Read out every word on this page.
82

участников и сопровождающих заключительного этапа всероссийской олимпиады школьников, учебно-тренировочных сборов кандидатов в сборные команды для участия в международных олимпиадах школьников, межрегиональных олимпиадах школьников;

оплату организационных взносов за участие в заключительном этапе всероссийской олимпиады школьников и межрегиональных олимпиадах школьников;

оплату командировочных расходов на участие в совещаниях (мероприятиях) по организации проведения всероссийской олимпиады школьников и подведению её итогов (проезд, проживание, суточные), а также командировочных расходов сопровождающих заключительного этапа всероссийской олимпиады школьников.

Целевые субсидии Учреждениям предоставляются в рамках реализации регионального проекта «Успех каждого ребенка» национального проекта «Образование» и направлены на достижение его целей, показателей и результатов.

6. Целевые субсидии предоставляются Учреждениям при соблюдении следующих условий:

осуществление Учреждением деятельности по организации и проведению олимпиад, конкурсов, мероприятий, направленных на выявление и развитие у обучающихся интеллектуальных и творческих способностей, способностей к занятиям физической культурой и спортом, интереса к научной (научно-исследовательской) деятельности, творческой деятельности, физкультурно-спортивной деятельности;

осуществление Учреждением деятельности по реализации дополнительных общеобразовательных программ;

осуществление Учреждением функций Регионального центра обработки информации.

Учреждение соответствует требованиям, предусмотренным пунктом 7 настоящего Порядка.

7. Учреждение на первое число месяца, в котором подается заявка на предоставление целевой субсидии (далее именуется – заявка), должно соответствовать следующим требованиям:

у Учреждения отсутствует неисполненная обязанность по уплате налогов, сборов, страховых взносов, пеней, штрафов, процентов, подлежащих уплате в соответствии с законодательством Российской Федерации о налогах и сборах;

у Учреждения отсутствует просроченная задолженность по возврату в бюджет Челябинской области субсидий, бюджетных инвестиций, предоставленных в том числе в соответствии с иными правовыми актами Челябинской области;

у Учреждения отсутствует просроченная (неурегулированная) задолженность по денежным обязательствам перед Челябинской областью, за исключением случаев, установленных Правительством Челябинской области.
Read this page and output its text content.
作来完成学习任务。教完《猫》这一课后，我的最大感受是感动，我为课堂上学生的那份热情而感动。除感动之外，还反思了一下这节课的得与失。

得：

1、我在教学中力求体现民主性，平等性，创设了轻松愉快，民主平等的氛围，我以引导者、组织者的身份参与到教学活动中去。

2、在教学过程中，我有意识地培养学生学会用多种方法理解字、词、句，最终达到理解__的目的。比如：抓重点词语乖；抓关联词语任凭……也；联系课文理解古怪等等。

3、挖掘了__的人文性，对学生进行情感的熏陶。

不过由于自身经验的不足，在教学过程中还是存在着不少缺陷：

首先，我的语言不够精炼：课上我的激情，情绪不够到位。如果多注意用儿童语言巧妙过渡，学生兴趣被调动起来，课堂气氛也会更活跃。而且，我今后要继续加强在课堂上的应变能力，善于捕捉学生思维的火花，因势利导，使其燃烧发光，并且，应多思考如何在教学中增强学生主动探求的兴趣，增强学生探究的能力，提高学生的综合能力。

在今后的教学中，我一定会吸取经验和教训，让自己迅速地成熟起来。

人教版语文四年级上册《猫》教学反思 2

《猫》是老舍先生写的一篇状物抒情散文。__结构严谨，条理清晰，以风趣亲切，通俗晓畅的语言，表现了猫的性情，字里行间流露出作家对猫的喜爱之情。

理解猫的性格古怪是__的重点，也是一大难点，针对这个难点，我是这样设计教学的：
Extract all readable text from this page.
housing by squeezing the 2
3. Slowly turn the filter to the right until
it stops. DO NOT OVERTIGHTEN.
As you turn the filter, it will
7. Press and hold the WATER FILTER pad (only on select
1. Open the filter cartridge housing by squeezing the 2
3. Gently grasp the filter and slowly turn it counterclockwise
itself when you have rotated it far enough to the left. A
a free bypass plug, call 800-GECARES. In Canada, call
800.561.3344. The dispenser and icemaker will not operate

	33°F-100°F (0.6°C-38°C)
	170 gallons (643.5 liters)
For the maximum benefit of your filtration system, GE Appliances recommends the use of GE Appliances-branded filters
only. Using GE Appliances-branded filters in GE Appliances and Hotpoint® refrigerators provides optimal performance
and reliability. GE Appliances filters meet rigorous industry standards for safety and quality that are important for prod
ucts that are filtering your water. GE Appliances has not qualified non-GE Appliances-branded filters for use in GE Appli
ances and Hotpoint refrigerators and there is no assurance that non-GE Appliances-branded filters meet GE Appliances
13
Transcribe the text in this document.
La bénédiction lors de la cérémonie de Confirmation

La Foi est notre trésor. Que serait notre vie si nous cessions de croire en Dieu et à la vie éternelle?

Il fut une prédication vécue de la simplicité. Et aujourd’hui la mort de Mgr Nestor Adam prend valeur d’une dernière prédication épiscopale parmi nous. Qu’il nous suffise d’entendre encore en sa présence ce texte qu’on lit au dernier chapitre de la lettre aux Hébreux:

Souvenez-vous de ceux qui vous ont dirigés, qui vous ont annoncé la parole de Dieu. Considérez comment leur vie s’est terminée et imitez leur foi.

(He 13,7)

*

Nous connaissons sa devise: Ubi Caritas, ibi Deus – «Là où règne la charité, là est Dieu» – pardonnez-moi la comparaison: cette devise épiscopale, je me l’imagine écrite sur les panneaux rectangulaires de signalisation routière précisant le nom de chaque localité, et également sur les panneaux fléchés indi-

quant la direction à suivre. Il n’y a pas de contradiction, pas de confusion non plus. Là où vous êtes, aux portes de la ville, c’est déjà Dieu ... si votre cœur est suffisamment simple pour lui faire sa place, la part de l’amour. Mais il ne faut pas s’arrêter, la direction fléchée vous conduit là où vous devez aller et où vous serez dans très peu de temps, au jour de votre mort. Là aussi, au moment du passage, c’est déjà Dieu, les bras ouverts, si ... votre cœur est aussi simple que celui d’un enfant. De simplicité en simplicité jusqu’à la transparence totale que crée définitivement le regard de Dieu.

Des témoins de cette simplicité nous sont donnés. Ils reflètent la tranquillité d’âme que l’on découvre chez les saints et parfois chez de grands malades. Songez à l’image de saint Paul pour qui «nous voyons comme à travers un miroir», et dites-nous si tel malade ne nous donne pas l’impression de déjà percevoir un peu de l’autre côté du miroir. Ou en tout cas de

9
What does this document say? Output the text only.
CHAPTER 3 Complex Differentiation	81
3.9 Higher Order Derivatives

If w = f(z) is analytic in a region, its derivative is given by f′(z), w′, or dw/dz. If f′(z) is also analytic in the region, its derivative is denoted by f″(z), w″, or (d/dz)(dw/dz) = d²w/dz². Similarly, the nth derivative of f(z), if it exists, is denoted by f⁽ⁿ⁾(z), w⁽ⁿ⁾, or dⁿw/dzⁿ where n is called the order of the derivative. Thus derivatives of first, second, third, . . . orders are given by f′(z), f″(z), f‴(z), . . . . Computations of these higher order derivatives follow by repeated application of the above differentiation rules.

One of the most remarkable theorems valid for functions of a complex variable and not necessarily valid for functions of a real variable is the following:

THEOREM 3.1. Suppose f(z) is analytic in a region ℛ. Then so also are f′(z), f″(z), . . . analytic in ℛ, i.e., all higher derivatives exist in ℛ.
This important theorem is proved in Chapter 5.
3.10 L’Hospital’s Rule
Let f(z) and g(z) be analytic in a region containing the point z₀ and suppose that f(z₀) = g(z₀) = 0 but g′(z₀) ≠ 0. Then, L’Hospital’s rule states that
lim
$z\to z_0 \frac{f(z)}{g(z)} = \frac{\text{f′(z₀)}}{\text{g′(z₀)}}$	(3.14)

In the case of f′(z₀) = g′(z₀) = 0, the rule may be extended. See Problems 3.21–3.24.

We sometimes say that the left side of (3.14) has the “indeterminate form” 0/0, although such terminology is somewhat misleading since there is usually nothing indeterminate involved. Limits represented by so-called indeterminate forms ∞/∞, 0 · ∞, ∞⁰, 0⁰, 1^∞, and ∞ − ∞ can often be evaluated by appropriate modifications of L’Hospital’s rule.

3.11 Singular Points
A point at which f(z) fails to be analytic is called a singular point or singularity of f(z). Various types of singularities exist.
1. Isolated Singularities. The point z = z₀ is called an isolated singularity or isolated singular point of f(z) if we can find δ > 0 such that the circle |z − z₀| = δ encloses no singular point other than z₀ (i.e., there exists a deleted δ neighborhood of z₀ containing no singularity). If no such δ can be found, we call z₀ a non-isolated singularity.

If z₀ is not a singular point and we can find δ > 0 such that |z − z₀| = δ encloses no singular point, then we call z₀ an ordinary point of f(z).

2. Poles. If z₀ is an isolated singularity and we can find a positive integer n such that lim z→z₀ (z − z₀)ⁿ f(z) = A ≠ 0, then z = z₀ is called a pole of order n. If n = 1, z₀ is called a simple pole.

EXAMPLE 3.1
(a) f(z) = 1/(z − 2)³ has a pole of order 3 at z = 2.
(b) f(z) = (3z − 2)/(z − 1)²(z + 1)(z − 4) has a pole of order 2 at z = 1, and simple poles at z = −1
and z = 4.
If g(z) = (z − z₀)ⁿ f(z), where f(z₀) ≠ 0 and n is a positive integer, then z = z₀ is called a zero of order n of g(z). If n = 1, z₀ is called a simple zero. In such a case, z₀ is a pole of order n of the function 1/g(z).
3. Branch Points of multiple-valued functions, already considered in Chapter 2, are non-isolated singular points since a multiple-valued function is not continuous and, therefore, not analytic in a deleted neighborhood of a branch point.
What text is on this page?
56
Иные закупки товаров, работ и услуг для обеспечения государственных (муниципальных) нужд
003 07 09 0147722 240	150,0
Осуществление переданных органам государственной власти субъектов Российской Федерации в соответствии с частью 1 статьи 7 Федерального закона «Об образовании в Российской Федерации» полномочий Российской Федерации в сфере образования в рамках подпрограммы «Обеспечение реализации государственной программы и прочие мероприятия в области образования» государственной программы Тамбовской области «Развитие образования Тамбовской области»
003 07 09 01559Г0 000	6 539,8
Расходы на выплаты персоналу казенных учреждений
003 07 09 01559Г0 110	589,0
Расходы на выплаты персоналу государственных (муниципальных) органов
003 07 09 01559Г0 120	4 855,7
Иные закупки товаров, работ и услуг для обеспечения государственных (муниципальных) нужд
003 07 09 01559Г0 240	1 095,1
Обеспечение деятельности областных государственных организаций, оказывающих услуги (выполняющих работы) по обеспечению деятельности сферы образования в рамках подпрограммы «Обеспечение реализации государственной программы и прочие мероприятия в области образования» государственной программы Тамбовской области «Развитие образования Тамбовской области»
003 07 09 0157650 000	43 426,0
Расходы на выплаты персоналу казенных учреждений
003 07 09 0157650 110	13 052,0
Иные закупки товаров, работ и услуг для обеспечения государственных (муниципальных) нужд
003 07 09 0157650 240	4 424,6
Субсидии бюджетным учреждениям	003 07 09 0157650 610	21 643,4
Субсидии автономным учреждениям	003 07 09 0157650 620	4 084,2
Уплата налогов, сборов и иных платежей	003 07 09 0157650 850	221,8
━━━━━━━━
▸ **TASK GOAL**
In the records above, locate the lines holding the word "олимпиадах". Copy each of them.

▸ **SOLUTION TO THIS TASK**
участников и сопровождающих заключительного этапа всероссийской олимпиады школьников, учебно-тренировочных сборов кандидатов в сборные команды для участия в международных олимпиадах школьников, межрегиональных олимпиадах школьников;
оплату организационных взносов за участие в заключительном этапе всероссийской олимпиады школьников и межрегиональных олимпиадах школьников;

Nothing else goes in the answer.